- [Objective] Count how many lines hold the string "JSON". Answer with that number and nothing more.

- [Exercise data]
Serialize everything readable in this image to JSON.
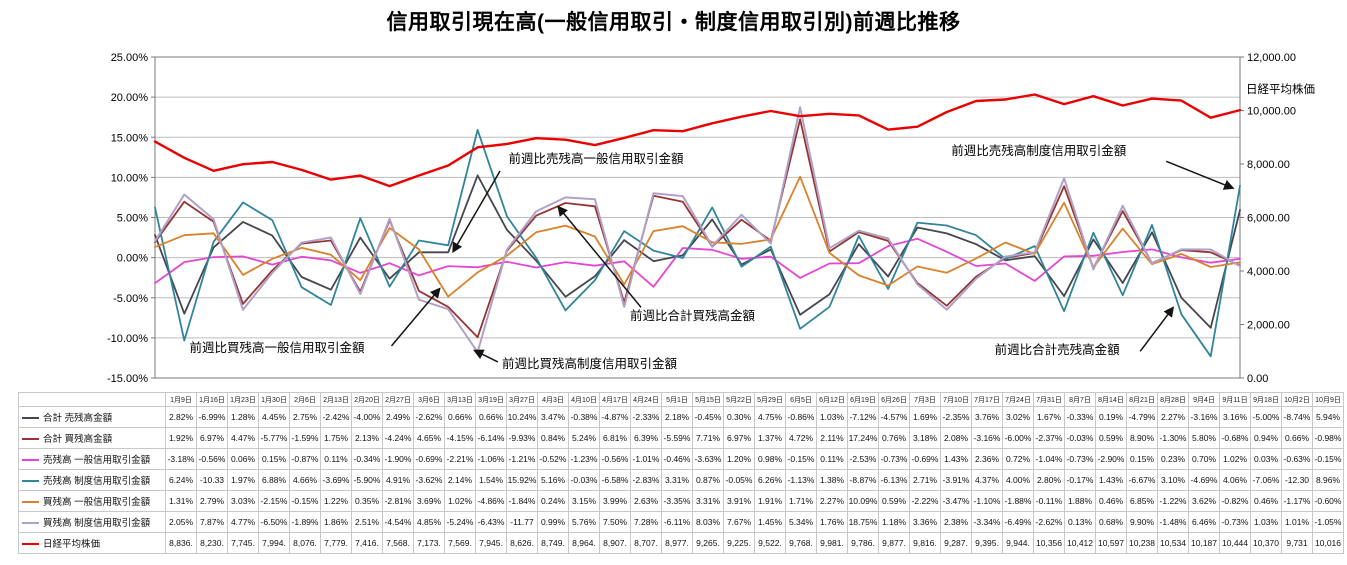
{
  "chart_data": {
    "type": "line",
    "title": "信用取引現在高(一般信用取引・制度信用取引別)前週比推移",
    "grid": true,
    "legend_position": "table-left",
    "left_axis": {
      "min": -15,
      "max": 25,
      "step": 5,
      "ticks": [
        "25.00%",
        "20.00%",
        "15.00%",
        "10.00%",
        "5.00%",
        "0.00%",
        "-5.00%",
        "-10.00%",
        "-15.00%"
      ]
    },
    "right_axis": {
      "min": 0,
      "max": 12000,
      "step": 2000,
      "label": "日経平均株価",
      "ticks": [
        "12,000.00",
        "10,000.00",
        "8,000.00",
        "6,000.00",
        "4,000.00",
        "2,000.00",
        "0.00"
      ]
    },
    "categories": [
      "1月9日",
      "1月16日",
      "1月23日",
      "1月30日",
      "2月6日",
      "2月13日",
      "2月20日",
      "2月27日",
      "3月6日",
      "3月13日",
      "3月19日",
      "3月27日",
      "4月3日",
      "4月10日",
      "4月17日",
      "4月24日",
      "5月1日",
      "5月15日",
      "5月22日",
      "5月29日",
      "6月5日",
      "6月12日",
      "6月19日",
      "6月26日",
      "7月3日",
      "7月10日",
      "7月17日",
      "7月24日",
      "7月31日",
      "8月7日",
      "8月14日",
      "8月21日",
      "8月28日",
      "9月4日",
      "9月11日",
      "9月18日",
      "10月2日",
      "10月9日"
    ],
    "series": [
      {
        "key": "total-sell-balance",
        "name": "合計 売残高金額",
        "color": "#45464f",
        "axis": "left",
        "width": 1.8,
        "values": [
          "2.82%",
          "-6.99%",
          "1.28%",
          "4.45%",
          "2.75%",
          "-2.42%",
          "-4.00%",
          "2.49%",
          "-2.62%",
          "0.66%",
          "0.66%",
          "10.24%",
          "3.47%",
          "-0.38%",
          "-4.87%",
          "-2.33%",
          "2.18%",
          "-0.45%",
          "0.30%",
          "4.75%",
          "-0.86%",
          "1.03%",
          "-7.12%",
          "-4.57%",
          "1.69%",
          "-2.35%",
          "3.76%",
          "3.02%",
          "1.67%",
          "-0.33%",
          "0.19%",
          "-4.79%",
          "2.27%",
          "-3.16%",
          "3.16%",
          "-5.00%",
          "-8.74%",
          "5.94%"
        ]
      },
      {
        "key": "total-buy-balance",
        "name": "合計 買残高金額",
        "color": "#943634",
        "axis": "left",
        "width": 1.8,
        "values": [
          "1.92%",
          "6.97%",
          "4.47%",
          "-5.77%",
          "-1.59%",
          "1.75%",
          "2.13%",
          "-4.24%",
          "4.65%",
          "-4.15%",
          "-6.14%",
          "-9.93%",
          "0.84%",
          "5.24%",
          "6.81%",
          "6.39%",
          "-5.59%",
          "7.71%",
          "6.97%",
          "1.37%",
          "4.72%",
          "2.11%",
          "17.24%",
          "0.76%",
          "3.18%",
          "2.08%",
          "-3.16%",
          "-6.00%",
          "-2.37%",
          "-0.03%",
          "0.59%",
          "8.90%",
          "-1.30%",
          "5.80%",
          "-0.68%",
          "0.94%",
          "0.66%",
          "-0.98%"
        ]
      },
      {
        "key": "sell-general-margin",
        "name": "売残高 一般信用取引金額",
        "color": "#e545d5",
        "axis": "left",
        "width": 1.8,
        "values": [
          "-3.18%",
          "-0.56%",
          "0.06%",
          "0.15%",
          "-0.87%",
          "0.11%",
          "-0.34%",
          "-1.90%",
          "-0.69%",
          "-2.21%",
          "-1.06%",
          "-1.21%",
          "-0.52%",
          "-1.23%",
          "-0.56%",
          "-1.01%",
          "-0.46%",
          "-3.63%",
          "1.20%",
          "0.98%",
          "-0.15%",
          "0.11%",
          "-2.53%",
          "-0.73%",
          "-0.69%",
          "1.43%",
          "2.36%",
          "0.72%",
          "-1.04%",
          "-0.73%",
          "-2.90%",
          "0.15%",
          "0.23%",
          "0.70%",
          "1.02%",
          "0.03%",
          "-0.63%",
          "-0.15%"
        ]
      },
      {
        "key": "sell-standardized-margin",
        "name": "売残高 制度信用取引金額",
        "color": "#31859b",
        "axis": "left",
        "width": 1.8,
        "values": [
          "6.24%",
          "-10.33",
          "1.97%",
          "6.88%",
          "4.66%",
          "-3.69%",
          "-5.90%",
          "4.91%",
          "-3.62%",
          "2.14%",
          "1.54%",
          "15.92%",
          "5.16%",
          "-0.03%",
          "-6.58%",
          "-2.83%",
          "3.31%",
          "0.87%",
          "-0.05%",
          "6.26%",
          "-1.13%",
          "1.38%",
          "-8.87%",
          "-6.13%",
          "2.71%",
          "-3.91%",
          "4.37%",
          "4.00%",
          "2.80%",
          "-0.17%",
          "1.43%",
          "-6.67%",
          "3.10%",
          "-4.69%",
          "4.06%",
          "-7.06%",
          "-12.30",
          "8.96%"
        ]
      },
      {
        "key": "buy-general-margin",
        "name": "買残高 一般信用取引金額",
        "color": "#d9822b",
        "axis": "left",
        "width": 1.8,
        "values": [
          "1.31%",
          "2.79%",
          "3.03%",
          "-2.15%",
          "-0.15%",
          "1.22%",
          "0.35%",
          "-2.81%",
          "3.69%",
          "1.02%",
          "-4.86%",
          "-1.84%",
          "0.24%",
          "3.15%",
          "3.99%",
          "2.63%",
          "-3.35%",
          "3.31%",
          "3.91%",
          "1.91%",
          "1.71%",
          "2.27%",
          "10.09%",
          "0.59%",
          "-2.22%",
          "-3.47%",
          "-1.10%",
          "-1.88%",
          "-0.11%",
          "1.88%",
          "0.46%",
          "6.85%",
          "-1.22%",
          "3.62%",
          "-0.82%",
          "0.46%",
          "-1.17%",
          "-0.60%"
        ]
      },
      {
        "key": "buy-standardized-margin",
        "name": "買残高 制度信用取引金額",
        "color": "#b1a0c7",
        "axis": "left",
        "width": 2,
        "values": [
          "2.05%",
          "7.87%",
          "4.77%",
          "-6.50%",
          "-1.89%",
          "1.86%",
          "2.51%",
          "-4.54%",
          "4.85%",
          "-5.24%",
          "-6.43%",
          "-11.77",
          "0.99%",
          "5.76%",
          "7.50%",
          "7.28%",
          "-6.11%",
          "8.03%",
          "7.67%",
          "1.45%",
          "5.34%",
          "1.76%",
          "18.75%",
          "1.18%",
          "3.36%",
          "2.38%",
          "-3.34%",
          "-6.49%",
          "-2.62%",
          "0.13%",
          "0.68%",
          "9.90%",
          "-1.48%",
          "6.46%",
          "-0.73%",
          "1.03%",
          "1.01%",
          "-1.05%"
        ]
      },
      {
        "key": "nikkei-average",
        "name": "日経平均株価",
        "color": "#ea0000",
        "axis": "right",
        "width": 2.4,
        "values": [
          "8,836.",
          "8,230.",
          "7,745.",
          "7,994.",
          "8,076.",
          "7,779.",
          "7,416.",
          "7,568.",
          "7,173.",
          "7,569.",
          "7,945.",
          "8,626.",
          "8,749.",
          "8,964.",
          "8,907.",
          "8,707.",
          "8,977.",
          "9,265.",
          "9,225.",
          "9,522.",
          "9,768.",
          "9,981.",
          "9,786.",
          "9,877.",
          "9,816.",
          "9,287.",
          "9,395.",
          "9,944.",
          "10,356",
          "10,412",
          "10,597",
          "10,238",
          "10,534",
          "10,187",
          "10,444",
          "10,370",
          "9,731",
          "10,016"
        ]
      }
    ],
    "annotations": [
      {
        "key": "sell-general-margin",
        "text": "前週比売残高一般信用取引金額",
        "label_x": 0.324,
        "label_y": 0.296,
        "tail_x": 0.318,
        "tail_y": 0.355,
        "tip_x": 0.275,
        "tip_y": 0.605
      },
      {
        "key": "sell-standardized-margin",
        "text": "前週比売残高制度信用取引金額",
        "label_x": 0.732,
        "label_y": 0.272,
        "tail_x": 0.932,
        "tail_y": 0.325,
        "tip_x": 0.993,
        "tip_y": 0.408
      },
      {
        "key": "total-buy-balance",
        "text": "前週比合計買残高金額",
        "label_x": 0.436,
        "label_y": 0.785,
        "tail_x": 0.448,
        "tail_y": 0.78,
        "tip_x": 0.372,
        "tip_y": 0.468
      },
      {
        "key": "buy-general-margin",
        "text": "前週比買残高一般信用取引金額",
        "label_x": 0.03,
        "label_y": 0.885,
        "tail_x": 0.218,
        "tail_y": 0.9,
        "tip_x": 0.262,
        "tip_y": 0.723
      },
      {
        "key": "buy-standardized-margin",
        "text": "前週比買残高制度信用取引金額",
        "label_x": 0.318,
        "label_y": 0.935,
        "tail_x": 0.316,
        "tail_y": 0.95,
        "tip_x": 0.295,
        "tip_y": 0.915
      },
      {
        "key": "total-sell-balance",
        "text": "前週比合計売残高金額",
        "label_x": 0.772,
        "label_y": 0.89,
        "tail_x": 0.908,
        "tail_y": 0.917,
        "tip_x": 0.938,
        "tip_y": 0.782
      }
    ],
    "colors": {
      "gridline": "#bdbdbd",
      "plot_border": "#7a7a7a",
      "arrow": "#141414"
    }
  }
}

---

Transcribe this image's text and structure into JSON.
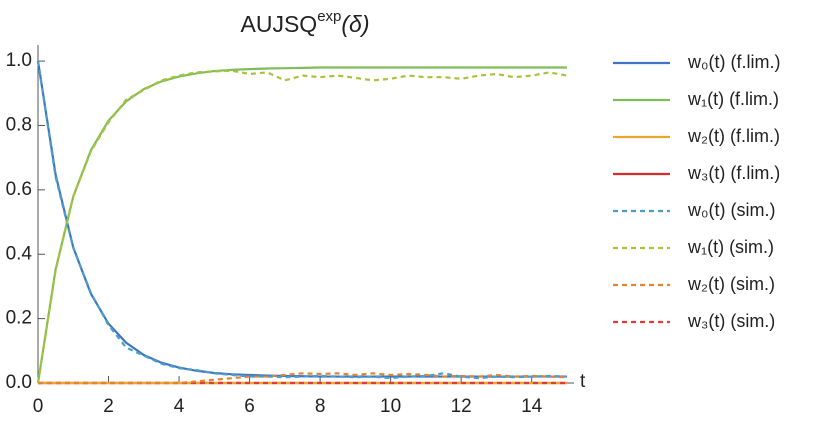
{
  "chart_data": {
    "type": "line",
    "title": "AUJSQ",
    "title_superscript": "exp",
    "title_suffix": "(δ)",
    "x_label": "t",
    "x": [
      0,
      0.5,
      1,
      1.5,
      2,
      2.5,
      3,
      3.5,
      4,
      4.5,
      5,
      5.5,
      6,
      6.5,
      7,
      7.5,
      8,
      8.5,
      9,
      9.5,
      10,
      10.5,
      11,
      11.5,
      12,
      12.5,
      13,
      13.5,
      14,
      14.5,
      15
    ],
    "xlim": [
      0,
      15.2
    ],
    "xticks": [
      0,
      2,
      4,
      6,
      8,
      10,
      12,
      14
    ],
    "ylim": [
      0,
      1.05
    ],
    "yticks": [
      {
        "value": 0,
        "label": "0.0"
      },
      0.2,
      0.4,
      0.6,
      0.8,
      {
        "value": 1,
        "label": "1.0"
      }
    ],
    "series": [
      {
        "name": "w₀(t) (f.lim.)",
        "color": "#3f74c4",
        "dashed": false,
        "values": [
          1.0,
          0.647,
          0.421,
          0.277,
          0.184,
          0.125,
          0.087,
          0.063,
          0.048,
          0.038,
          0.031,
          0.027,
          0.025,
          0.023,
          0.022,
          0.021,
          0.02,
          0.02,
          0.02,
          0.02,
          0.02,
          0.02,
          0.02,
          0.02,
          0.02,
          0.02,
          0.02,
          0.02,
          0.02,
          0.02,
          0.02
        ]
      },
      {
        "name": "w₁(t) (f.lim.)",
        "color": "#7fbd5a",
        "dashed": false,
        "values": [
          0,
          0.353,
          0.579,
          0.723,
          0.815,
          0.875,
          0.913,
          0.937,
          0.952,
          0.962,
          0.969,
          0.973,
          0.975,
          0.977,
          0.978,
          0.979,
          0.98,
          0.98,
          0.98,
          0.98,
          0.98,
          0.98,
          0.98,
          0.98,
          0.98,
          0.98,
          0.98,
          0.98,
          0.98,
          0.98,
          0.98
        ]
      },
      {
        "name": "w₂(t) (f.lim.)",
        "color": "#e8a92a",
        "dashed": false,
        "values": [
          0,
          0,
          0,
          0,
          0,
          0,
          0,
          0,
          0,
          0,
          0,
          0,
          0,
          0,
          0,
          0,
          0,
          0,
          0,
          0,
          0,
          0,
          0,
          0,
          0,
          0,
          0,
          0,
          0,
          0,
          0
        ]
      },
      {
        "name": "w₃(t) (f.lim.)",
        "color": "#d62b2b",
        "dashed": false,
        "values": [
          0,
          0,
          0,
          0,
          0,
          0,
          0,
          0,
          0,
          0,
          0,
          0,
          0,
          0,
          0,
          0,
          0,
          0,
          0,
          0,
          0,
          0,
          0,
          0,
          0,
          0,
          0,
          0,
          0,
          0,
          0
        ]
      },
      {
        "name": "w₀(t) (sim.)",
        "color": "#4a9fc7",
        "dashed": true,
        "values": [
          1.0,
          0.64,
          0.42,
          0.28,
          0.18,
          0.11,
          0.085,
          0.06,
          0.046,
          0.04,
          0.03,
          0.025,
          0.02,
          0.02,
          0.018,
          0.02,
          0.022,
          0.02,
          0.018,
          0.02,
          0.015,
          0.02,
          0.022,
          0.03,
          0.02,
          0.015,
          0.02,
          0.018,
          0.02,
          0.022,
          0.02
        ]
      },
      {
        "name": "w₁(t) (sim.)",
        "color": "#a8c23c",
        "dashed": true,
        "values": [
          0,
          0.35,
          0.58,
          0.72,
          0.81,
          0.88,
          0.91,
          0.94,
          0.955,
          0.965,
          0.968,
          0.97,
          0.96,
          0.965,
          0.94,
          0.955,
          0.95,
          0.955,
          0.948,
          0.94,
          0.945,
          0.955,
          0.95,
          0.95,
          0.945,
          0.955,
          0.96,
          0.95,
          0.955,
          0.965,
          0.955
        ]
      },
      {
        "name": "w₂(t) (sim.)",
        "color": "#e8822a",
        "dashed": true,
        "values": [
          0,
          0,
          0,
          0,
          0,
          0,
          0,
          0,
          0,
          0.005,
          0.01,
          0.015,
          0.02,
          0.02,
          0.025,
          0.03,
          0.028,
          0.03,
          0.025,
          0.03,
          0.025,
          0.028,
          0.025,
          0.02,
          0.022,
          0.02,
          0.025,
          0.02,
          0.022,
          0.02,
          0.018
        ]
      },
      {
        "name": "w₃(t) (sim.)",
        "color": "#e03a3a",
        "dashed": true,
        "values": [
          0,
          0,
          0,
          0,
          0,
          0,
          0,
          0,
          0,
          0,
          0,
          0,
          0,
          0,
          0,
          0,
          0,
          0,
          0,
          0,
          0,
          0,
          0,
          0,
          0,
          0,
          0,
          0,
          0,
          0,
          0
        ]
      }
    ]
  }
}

- [Correct response] 2